▸ **Problems to work on**
1. According to the interview with The-Dream below, where did the two conversations with him take place?
2. Write the next part of the interview with The-Dream below, picking up after its last sentence.

-- Start of Source document --

Klaudia//December 22, 2022
Terius “The-Dream” Gesteeldt-Diamant stands on the verge of several big milestones: He’s nominated for six Grammys, including Album of the Year for Beyoncé’s Renaissance, and Song and Record of the Year for that album’s “Break My Soul.” And, in what is perhaps the most personal accomplishment, he got a nod for the first-ever award for Songwriter of the Year for his part in penning music for Bey, Rosalía, Brent Faiyaz and Pusha T.

Over two conversations, one sitting in the pool house of his Atlanta residence and another over the phone, The-Dream goes deep into what inspires him, the unlikely origins of “Break My Soul” and more.

Let’s talk about the relationship between you and Beyoncé. This is an artist who does anthems. It’s one thing when you talk wild shit to other people, how do you work with someone like her where you’re telling her, “You should say it this way…”

That's my Virgo sister right there. So I'm the friend that's there that just happens to know how to relate musically, of course. I could look at her and just like, Nah. I know exactly what to say for this thing. People don't believe this most times, but it's the same thing that you're doing. I am a reporter. I'm just reporting emotions. I'm reporting Bey back to herself. Even shit she's missed. “You can't keep up with what the fuck you doing. I saw what happened yesterday and I could write the whole day down whole album if you needed me to, because I saw. You couldn't have seen it. You were doing it.” So in most things like “Single Ladies,” and I've said this before, where it's like, Oh, it's actually an easy story to write. … She's already written most of the shit that you're trying to write because there's only one motherfucker you can write that for.

-- End of Source document --
-- Start of Extracted material --

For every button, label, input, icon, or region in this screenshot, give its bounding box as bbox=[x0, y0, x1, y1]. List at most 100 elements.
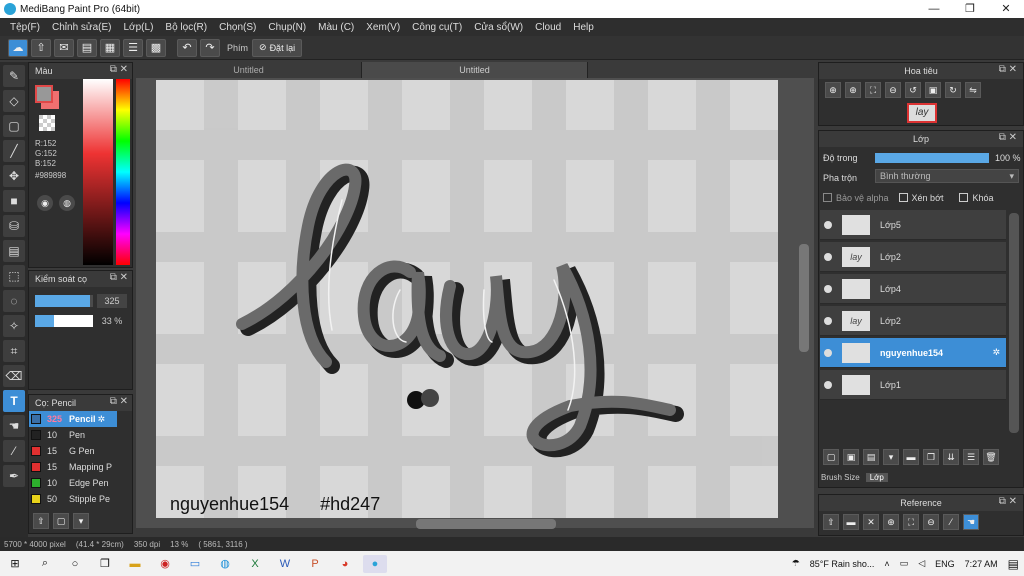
panel-close-icon[interactable]: ⧉ ✕ bbox=[110, 64, 128, 75]
magic-wand-icon[interactable]: ✧ bbox=[3, 315, 25, 337]
edge-browser-icon[interactable]: ◍ bbox=[213, 555, 237, 573]
volume-icon[interactable]: ◁ bbox=[918, 558, 925, 569]
menu-view[interactable]: Xem(V) bbox=[366, 22, 400, 33]
shape-tool-icon[interactable]: ▢ bbox=[3, 115, 25, 137]
brush-item[interactable]: 15 Mapping P bbox=[29, 459, 117, 475]
notification-icon[interactable]: ▤ bbox=[1008, 557, 1019, 571]
brush-opacity-slider[interactable] bbox=[35, 315, 93, 327]
new-brush-icon[interactable]: ▢ bbox=[53, 513, 69, 529]
windows-start-icon[interactable]: ⊞ bbox=[3, 555, 27, 573]
panel-close-icon[interactable]: ⧉ ✕ bbox=[999, 64, 1017, 75]
weather-text[interactable]: 85°F Rain sho... bbox=[810, 559, 875, 569]
menu-edit[interactable]: Chỉnh sửa(E) bbox=[52, 22, 112, 33]
menu-help[interactable]: Help bbox=[573, 22, 594, 33]
grid-icon[interactable]: ▩ bbox=[146, 38, 166, 57]
eraser-tool-icon[interactable]: ◇ bbox=[3, 90, 25, 112]
visibility-eye-icon[interactable] bbox=[824, 284, 832, 293]
cloud-icon[interactable]: ☁ bbox=[8, 38, 28, 57]
pen-tool-icon[interactable]: ✒ bbox=[3, 465, 25, 487]
monitor-icon[interactable]: ▭ bbox=[183, 555, 207, 573]
tab-untitled-1[interactable]: Untitled bbox=[136, 62, 362, 78]
visibility-eye-icon[interactable] bbox=[824, 316, 832, 325]
protect-alpha-checkbox[interactable] bbox=[823, 193, 832, 202]
layer-row[interactable]: nguyenhue154 ✲ bbox=[820, 338, 1006, 368]
drawing-canvas[interactable]: nguyenhue154 #hd247 bbox=[156, 80, 778, 518]
network-icon[interactable]: ▭ bbox=[900, 558, 909, 569]
upload-icon[interactable]: ⇧ bbox=[31, 38, 51, 57]
zoom-in-icon[interactable]: ⊕ bbox=[845, 82, 861, 98]
brush-item[interactable]: 325 Pencil ✲ bbox=[29, 411, 117, 427]
horizontal-scrollbar[interactable] bbox=[416, 519, 556, 529]
panel-close-icon[interactable]: ⧉ ✕ bbox=[999, 496, 1017, 507]
new-8bit-layer-icon[interactable]: ▤ bbox=[863, 449, 879, 465]
brush-item[interactable]: 10 Pen bbox=[29, 427, 117, 443]
minimize-button[interactable]: — bbox=[916, 0, 952, 18]
layer-row[interactable]: lay Lớp2 bbox=[820, 242, 1006, 272]
rotate-left-icon[interactable]: ↺ bbox=[905, 82, 921, 98]
menu-color[interactable]: Màu (C) bbox=[318, 22, 354, 33]
fill-rect-tool-icon[interactable]: ■ bbox=[3, 190, 25, 212]
actual-size-icon[interactable]: ▣ bbox=[925, 82, 941, 98]
vertical-scrollbar[interactable] bbox=[799, 244, 809, 352]
hue-slider[interactable] bbox=[116, 79, 130, 265]
rotate-right-icon[interactable]: ↻ bbox=[945, 82, 961, 98]
menu-file[interactable]: Tệp(F) bbox=[10, 22, 40, 33]
reference-zoom-out-icon[interactable]: ⊖ bbox=[923, 514, 939, 530]
weather-icon[interactable]: ☂ bbox=[792, 558, 800, 569]
visibility-eye-icon[interactable] bbox=[824, 380, 832, 389]
layer-row[interactable]: Lớp4 bbox=[820, 274, 1006, 304]
brush-size-slider[interactable] bbox=[35, 295, 93, 307]
merge-layer-icon[interactable]: ⇊ bbox=[943, 449, 959, 465]
file-explorer-icon[interactable]: ▬ bbox=[123, 555, 147, 573]
panel-close-icon[interactable]: ⧉ ✕ bbox=[110, 272, 128, 283]
folder-icon[interactable]: ▬ bbox=[903, 449, 919, 465]
redo-icon[interactable]: ↷ bbox=[200, 38, 220, 57]
reference-zoom-in-icon[interactable]: ⊕ bbox=[883, 514, 899, 530]
brush-size-value[interactable]: 325 bbox=[97, 294, 127, 308]
brush-menu-icon[interactable]: ▾ bbox=[73, 513, 89, 529]
palette-add-icon[interactable]: ◍ bbox=[59, 195, 75, 211]
layer-row[interactable]: lay Lớp2 bbox=[820, 306, 1006, 336]
panel-icon[interactable]: ▦ bbox=[100, 38, 120, 57]
delete-layer-icon[interactable]: 🗑 bbox=[983, 449, 999, 465]
panel-close-icon[interactable]: ⧉ ✕ bbox=[110, 396, 128, 407]
saturation-value-picker[interactable] bbox=[83, 79, 113, 265]
dropper-tool-icon[interactable]: ⁄ bbox=[3, 440, 25, 462]
close-button[interactable]: ✕ bbox=[988, 0, 1024, 18]
brush-item[interactable]: 50 Stipple Pe bbox=[29, 491, 117, 507]
flip-icon[interactable]: ⇋ bbox=[965, 82, 981, 98]
brush-opacity-value[interactable]: 33 % bbox=[97, 314, 127, 328]
layer-settings-icon[interactable]: ☰ bbox=[963, 449, 979, 465]
reference-hand-icon[interactable]: ☚ bbox=[963, 514, 979, 530]
clipping-checkbox[interactable] bbox=[898, 193, 908, 202]
panel-close-icon[interactable]: ⧉ ✕ bbox=[999, 132, 1017, 143]
new-halftone-layer-icon[interactable]: ▣ bbox=[843, 449, 859, 465]
tab-untitled-2[interactable]: Untitled bbox=[362, 62, 588, 78]
reset-button[interactable]: ⊘ Đặt lại bbox=[252, 38, 303, 57]
medibang-icon[interactable]: ● bbox=[363, 554, 387, 573]
powerpoint-icon[interactable]: P bbox=[303, 555, 327, 573]
menu-select[interactable]: Chọn(S) bbox=[219, 22, 256, 33]
menu-tools[interactable]: Công cụ(T) bbox=[412, 22, 462, 33]
gradient-tool-icon[interactable]: ▤ bbox=[3, 240, 25, 262]
move-tool-icon[interactable]: ✥ bbox=[3, 165, 25, 187]
chat-icon[interactable]: ▤ bbox=[77, 38, 97, 57]
app-red-icon[interactable]: ◉ bbox=[153, 555, 177, 573]
excel-icon[interactable]: X bbox=[243, 555, 267, 573]
gear-icon[interactable]: ✲ bbox=[98, 414, 106, 425]
foreground-color-swatch[interactable] bbox=[35, 85, 53, 103]
brush-item[interactable]: 10 Edge Pen bbox=[29, 475, 117, 491]
text-tool-icon[interactable]: T bbox=[3, 390, 25, 412]
new-layer-icon[interactable]: ▢ bbox=[823, 449, 839, 465]
tray-chevron-icon[interactable]: ˄ bbox=[884, 559, 889, 569]
menu-window[interactable]: Cửa sổ(W) bbox=[474, 22, 523, 33]
add-brush-icon[interactable]: ⇧ bbox=[33, 513, 49, 529]
comment-icon[interactable]: ✉ bbox=[54, 38, 74, 57]
list-icon[interactable]: ☰ bbox=[123, 38, 143, 57]
new-layer-menu-icon[interactable]: ▾ bbox=[883, 449, 899, 465]
menu-cloud[interactable]: Cloud bbox=[535, 22, 561, 33]
visibility-eye-icon[interactable] bbox=[824, 220, 832, 229]
reference-fit-icon[interactable]: ⛶ bbox=[903, 514, 919, 530]
blend-mode-select[interactable]: Bình thường ▾ bbox=[875, 169, 1019, 183]
word-icon[interactable]: W bbox=[273, 555, 297, 573]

-- End of Extracted material --

▸ **Solved tasks**
1. One was in the pool house of his Atlanta residence, and the other was over the phone.

2.
So for her, Rih, Jay—I get up for that because I now have a job to write the wealthiest outlandish shit that I can possibly say, but knowing exactly where the fuck I come from, in part reminding them . You still know them Jordans drop on Saturday. I'm breaking it down: This is what we're going to say because this is what you say. So now let's figure out a fresh way. I wanna say it in a fresh way, that's the gift. But the shit you're saying is the shit you're saying already.

Since we’ve been talking about the songwriting process, can you give me a soup-to-nuts breakdown of how a song like Beyoncé’s “Cuff It” came to be?

I'll give you both that and “Break My Soul.” With “Cuff it” we were trying to graduate the song to a certain space, so it needed a certain lift on it. “F– up the night” was already there and I remember Bey saying, “I need you to do that Dream thing you do and make this…you know, it just needs to go up.” And man, we just got in the room and I was just thinking of ideas of who could make it. As a producer, I'm trying to figure out how to simulate exactly what we were feeling or wanted to feel with that song. What's a Vegas night at 2 a.m. in the morning, you know, what's going to make it a thing?

And I said I gotta call Nile . I gotta call Nile! And of course the base of the record was already there and established and Bey had brought the thing halfway home. It was just about making sure we went to outer space at the end. So we went from the juke joint and put it on the spaceship.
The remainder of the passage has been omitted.